■ Description of the task ■
Quote the entries word for word. Omit the pictures.

-------- The records

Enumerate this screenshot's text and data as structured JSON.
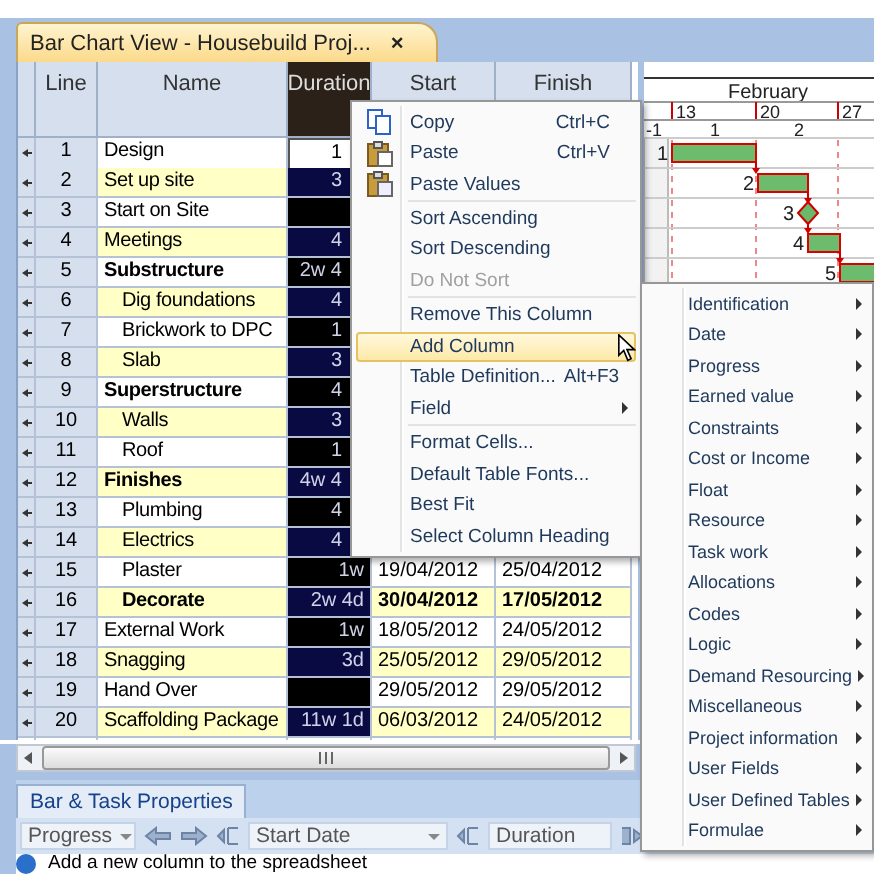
{
  "document_tab": {
    "title": "Bar Chart View - Housebuild Proj...",
    "close": "×"
  },
  "columns": [
    {
      "label": "Line",
      "selected": false
    },
    {
      "label": "Name",
      "selected": false
    },
    {
      "label": "Duration",
      "selected": true
    },
    {
      "label": "Start",
      "selected": false
    },
    {
      "label": "Finish",
      "selected": false
    }
  ],
  "tasks": [
    {
      "line": "1",
      "name": "Design",
      "kind": "task",
      "duration": "1",
      "selected": true
    },
    {
      "line": "2",
      "name": "Set up site",
      "kind": "task",
      "duration": "3",
      "selected": false
    },
    {
      "line": "3",
      "name": "Start on Site",
      "kind": "task",
      "selected": false
    },
    {
      "line": "4",
      "name": "Meetings",
      "kind": "task",
      "duration": "4",
      "selected": false
    },
    {
      "line": "5",
      "name": "Substructure",
      "kind": "summary",
      "duration": "2w 4",
      "selected": false,
      "children": [
        {
          "line": "6",
          "name": "Dig foundations",
          "kind": "task",
          "duration": "4",
          "selected": false
        },
        {
          "line": "7",
          "name": "Brickwork to DPC",
          "kind": "task",
          "duration": "1",
          "selected": false
        },
        {
          "line": "8",
          "name": "Slab",
          "kind": "task",
          "duration": "3",
          "selected": false
        }
      ]
    },
    {
      "line": "9",
      "name": "Superstructure",
      "kind": "summary",
      "duration": "4",
      "selected": false,
      "children": [
        {
          "line": "10",
          "name": "Walls",
          "kind": "task",
          "duration": "3",
          "selected": false
        },
        {
          "line": "11",
          "name": "Roof",
          "kind": "task",
          "duration": "1",
          "selected": false
        }
      ]
    },
    {
      "line": "12",
      "name": "Finishes",
      "kind": "summary",
      "duration": "4w 4",
      "selected": false,
      "children": [
        {
          "line": "13",
          "name": "Plumbing",
          "kind": "task",
          "duration": "4",
          "selected": false
        },
        {
          "line": "14",
          "name": "Electrics",
          "kind": "task",
          "duration": "4",
          "selected": false
        },
        {
          "line": "15",
          "name": "Plaster",
          "kind": "task",
          "duration": "1w",
          "start": "19/04/2012",
          "finish": "25/04/2012",
          "selected": false
        },
        {
          "line": "16",
          "name": "Decorate",
          "kind": "summary",
          "duration": "2w 4d",
          "start": "30/04/2012",
          "finish": "17/05/2012",
          "selected": false
        }
      ]
    },
    {
      "line": "17",
      "name": "External Work",
      "kind": "task",
      "duration": "1w",
      "start": "18/05/2012",
      "finish": "24/05/2012",
      "selected": false
    },
    {
      "line": "18",
      "name": "Snagging",
      "kind": "task",
      "duration": "3d",
      "start": "25/05/2012",
      "finish": "29/05/2012",
      "selected": false
    },
    {
      "line": "19",
      "name": "Hand Over",
      "kind": "task",
      "start": "29/05/2012",
      "finish": "29/05/2012",
      "selected": false
    },
    {
      "line": "20",
      "name": "Scaffolding Package",
      "kind": "task",
      "duration": "11w 1d",
      "start": "06/03/2012",
      "finish": "24/05/2012",
      "selected": false
    }
  ],
  "gantt": {
    "month": "February",
    "week_dates": [
      "13",
      "20",
      "27"
    ],
    "week_numbers": [
      "-1",
      "1",
      "2"
    ],
    "bars": [
      {
        "label": "1",
        "kind": "bar"
      },
      {
        "label": "2",
        "kind": "bar"
      },
      {
        "label": "3",
        "kind": "milestone"
      },
      {
        "label": "4",
        "kind": "bar"
      },
      {
        "label": "5",
        "kind": "bar"
      }
    ]
  },
  "context_menu": [
    {
      "kind": "item",
      "label": "Copy",
      "shortcut": "Ctrl+C",
      "disabled": false,
      "selected": false
    },
    {
      "kind": "item",
      "label": "Paste",
      "shortcut": "Ctrl+V",
      "disabled": false,
      "selected": false
    },
    {
      "kind": "item",
      "label": "Paste Values",
      "disabled": false,
      "selected": false
    },
    {
      "kind": "separator"
    },
    {
      "kind": "item",
      "label": "Sort Ascending",
      "disabled": false,
      "selected": false
    },
    {
      "kind": "item",
      "label": "Sort Descending",
      "disabled": false,
      "selected": false
    },
    {
      "kind": "item",
      "label": "Do Not Sort",
      "disabled": true,
      "selected": false
    },
    {
      "kind": "separator"
    },
    {
      "kind": "item",
      "label": "Remove This Column",
      "disabled": false,
      "selected": false
    },
    {
      "kind": "item",
      "label": "Add Column",
      "submenu": true,
      "disabled": false,
      "selected": true
    },
    {
      "kind": "item",
      "label": "Table Definition...",
      "shortcut": "Alt+F3",
      "disabled": false,
      "selected": false
    },
    {
      "kind": "item",
      "label": "Field",
      "submenu": true,
      "disabled": false,
      "selected": false
    },
    {
      "kind": "separator"
    },
    {
      "kind": "item",
      "label": "Format Cells...",
      "disabled": false,
      "selected": false
    },
    {
      "kind": "item",
      "label": "Default Table Fonts...",
      "disabled": false,
      "selected": false
    },
    {
      "kind": "item",
      "label": "Best Fit",
      "disabled": false,
      "selected": false
    },
    {
      "kind": "item",
      "label": "Select Column Heading",
      "disabled": false,
      "selected": false
    }
  ],
  "submenu": [
    {
      "kind": "item",
      "label": "Identification",
      "submenu": true,
      "disabled": false,
      "selected": false
    },
    {
      "kind": "item",
      "label": "Date",
      "submenu": true,
      "disabled": false,
      "selected": false
    },
    {
      "kind": "item",
      "label": "Progress",
      "submenu": true,
      "disabled": false,
      "selected": false
    },
    {
      "kind": "item",
      "label": "Earned value",
      "submenu": true,
      "disabled": false,
      "selected": false
    },
    {
      "kind": "item",
      "label": "Constraints",
      "submenu": true,
      "disabled": false,
      "selected": false
    },
    {
      "kind": "item",
      "label": "Cost or Income",
      "submenu": true,
      "disabled": false,
      "selected": false
    },
    {
      "kind": "item",
      "label": "Float",
      "submenu": true,
      "disabled": false,
      "selected": false
    },
    {
      "kind": "item",
      "label": "Resource",
      "submenu": true,
      "disabled": false,
      "selected": false
    },
    {
      "kind": "item",
      "label": "Task work",
      "submenu": true,
      "disabled": false,
      "selected": false
    },
    {
      "kind": "item",
      "label": "Allocations",
      "submenu": true,
      "disabled": false,
      "selected": false
    },
    {
      "kind": "item",
      "label": "Codes",
      "submenu": true,
      "disabled": false,
      "selected": false
    },
    {
      "kind": "item",
      "label": "Logic",
      "submenu": true,
      "disabled": false,
      "selected": false
    },
    {
      "kind": "item",
      "label": "Demand Resourcing",
      "submenu": true,
      "disabled": false,
      "selected": false
    },
    {
      "kind": "item",
      "label": "Miscellaneous",
      "submenu": true,
      "disabled": false,
      "selected": false
    },
    {
      "kind": "item",
      "label": "Project information",
      "submenu": true,
      "disabled": false,
      "selected": false
    },
    {
      "kind": "item",
      "label": "User Fields",
      "submenu": true,
      "disabled": false,
      "selected": false
    },
    {
      "kind": "item",
      "label": "User Defined Tables",
      "submenu": true,
      "disabled": false,
      "selected": false
    },
    {
      "kind": "item",
      "label": "Formulae",
      "submenu": true,
      "disabled": false,
      "selected": false
    }
  ],
  "properties_panel": {
    "tab": "Bar & Task Properties",
    "progress_combo": "Progress",
    "date_combo": "Start Date",
    "duration_field": "Duration"
  },
  "status_bar": "Add a new column to the spreadsheet"
}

----------------

■ Response ■
Enumerate this screenshot's text and data as structured JSON.
{
  "document_tab": {
    "title": "Bar Chart View - Housebuild Proj...",
    "close": "×"
  },
  "columns": [
    {
      "label": "Line",
      "selected": false
    },
    {
      "label": "Name",
      "selected": false
    },
    {
      "label": "Duration",
      "selected": true
    },
    {
      "label": "Start",
      "selected": false
    },
    {
      "label": "Finish",
      "selected": false
    }
  ],
  "tasks": [
    {
      "line": "1",
      "name": "Design",
      "kind": "task",
      "duration": "1",
      "selected": true
    },
    {
      "line": "2",
      "name": "Set up site",
      "kind": "task",
      "duration": "3",
      "selected": false
    },
    {
      "line": "3",
      "name": "Start on Site",
      "kind": "task",
      "selected": false
    },
    {
      "line": "4",
      "name": "Meetings",
      "kind": "task",
      "duration": "4",
      "selected": false
    },
    {
      "line": "5",
      "name": "Substructure",
      "kind": "summary",
      "duration": "2w 4",
      "selected": false,
      "children": [
        {
          "line": "6",
          "name": "Dig foundations",
          "kind": "task",
          "duration": "4",
          "selected": false
        },
        {
          "line": "7",
          "name": "Brickwork to DPC",
          "kind": "task",
          "duration": "1",
          "selected": false
        },
        {
          "line": "8",
          "name": "Slab",
          "kind": "task",
          "duration": "3",
          "selected": false
        }
      ]
    },
    {
      "line": "9",
      "name": "Superstructure",
      "kind": "summary",
      "duration": "4",
      "selected": false,
      "children": [
        {
          "line": "10",
          "name": "Walls",
          "kind": "task",
          "duration": "3",
          "selected": false
        },
        {
          "line": "11",
          "name": "Roof",
          "kind": "task",
          "duration": "1",
          "selected": false
        }
      ]
    },
    {
      "line": "12",
      "name": "Finishes",
      "kind": "summary",
      "duration": "4w 4",
      "selected": false,
      "children": [
        {
          "line": "13",
          "name": "Plumbing",
          "kind": "task",
          "duration": "4",
          "selected": false
        },
        {
          "line": "14",
          "name": "Electrics",
          "kind": "task",
          "duration": "4",
          "selected": false
        },
        {
          "line": "15",
          "name": "Plaster",
          "kind": "task",
          "duration": "1w",
          "start": "19/04/2012",
          "finish": "25/04/2012",
          "selected": false
        },
        {
          "line": "16",
          "name": "Decorate",
          "kind": "summary",
          "duration": "2w 4d",
          "start": "30/04/2012",
          "finish": "17/05/2012",
          "selected": false
        }
      ]
    },
    {
      "line": "17",
      "name": "External Work",
      "kind": "task",
      "duration": "1w",
      "start": "18/05/2012",
      "finish": "24/05/2012",
      "selected": false
    },
    {
      "line": "18",
      "name": "Snagging",
      "kind": "task",
      "duration": "3d",
      "start": "25/05/2012",
      "finish": "29/05/2012",
      "selected": false
    },
    {
      "line": "19",
      "name": "Hand Over",
      "kind": "task",
      "start": "29/05/2012",
      "finish": "29/05/2012",
      "selected": false
    },
    {
      "line": "20",
      "name": "Scaffolding Package",
      "kind": "task",
      "duration": "11w 1d",
      "start": "06/03/2012",
      "finish": "24/05/2012",
      "selected": false
    }
  ],
  "gantt": {
    "month": "February",
    "week_dates": [
      "13",
      "20",
      "27"
    ],
    "week_numbers": [
      "-1",
      "1",
      "2"
    ],
    "bars": [
      {
        "label": "1",
        "kind": "bar"
      },
      {
        "label": "2",
        "kind": "bar"
      },
      {
        "label": "3",
        "kind": "milestone"
      },
      {
        "label": "4",
        "kind": "bar"
      },
      {
        "label": "5",
        "kind": "bar"
      }
    ]
  },
  "context_menu": [
    {
      "kind": "item",
      "label": "Copy",
      "shortcut": "Ctrl+C",
      "disabled": false,
      "selected": false
    },
    {
      "kind": "item",
      "label": "Paste",
      "shortcut": "Ctrl+V",
      "disabled": false,
      "selected": false
    },
    {
      "kind": "item",
      "label": "Paste Values",
      "disabled": false,
      "selected": false
    },
    {
      "kind": "separator"
    },
    {
      "kind": "item",
      "label": "Sort Ascending",
      "disabled": false,
      "selected": false
    },
    {
      "kind": "item",
      "label": "Sort Descending",
      "disabled": false,
      "selected": false
    },
    {
      "kind": "item",
      "label": "Do Not Sort",
      "disabled": true,
      "selected": false
    },
    {
      "kind": "separator"
    },
    {
      "kind": "item",
      "label": "Remove This Column",
      "disabled": false,
      "selected": false
    },
    {
      "kind": "item",
      "label": "Add Column",
      "submenu": true,
      "disabled": false,
      "selected": true
    },
    {
      "kind": "item",
      "label": "Table Definition...",
      "shortcut": "Alt+F3",
      "disabled": false,
      "selected": false
    },
    {
      "kind": "item",
      "label": "Field",
      "submenu": true,
      "disabled": false,
      "selected": false
    },
    {
      "kind": "separator"
    },
    {
      "kind": "item",
      "label": "Format Cells...",
      "disabled": false,
      "selected": false
    },
    {
      "kind": "item",
      "label": "Default Table Fonts...",
      "disabled": false,
      "selected": false
    },
    {
      "kind": "item",
      "label": "Best Fit",
      "disabled": false,
      "selected": false
    },
    {
      "kind": "item",
      "label": "Select Column Heading",
      "disabled": false,
      "selected": false
    }
  ],
  "submenu": [
    {
      "kind": "item",
      "label": "Identification",
      "submenu": true,
      "disabled": false,
      "selected": false
    },
    {
      "kind": "item",
      "label": "Date",
      "submenu": true,
      "disabled": false,
      "selected": false
    },
    {
      "kind": "item",
      "label": "Progress",
      "submenu": true,
      "disabled": false,
      "selected": false
    },
    {
      "kind": "item",
      "label": "Earned value",
      "submenu": true,
      "disabled": false,
      "selected": false
    },
    {
      "kind": "item",
      "label": "Constraints",
      "submenu": true,
      "disabled": false,
      "selected": false
    },
    {
      "kind": "item",
      "label": "Cost or Income",
      "submenu": true,
      "disabled": false,
      "selected": false
    },
    {
      "kind": "item",
      "label": "Float",
      "submenu": true,
      "disabled": false,
      "selected": false
    },
    {
      "kind": "item",
      "label": "Resource",
      "submenu": true,
      "disabled": false,
      "selected": false
    },
    {
      "kind": "item",
      "label": "Task work",
      "submenu": true,
      "disabled": false,
      "selected": false
    },
    {
      "kind": "item",
      "label": "Allocations",
      "submenu": true,
      "disabled": false,
      "selected": false
    },
    {
      "kind": "item",
      "label": "Codes",
      "submenu": true,
      "disabled": false,
      "selected": false
    },
    {
      "kind": "item",
      "label": "Logic",
      "submenu": true,
      "disabled": false,
      "selected": false
    },
    {
      "kind": "item",
      "label": "Demand Resourcing",
      "submenu": true,
      "disabled": false,
      "selected": false
    },
    {
      "kind": "item",
      "label": "Miscellaneous",
      "submenu": true,
      "disabled": false,
      "selected": false
    },
    {
      "kind": "item",
      "label": "Project information",
      "submenu": true,
      "disabled": false,
      "selected": false
    },
    {
      "kind": "item",
      "label": "User Fields",
      "submenu": true,
      "disabled": false,
      "selected": false
    },
    {
      "kind": "item",
      "label": "User Defined Tables",
      "submenu": true,
      "disabled": false,
      "selected": false
    },
    {
      "kind": "item",
      "label": "Formulae",
      "submenu": true,
      "disabled": false,
      "selected": false
    }
  ],
  "properties_panel": {
    "tab": "Bar & Task Properties",
    "progress_combo": "Progress",
    "date_combo": "Start Date",
    "duration_field": "Duration"
  },
  "status_bar": "Add a new column to the spreadsheet"
}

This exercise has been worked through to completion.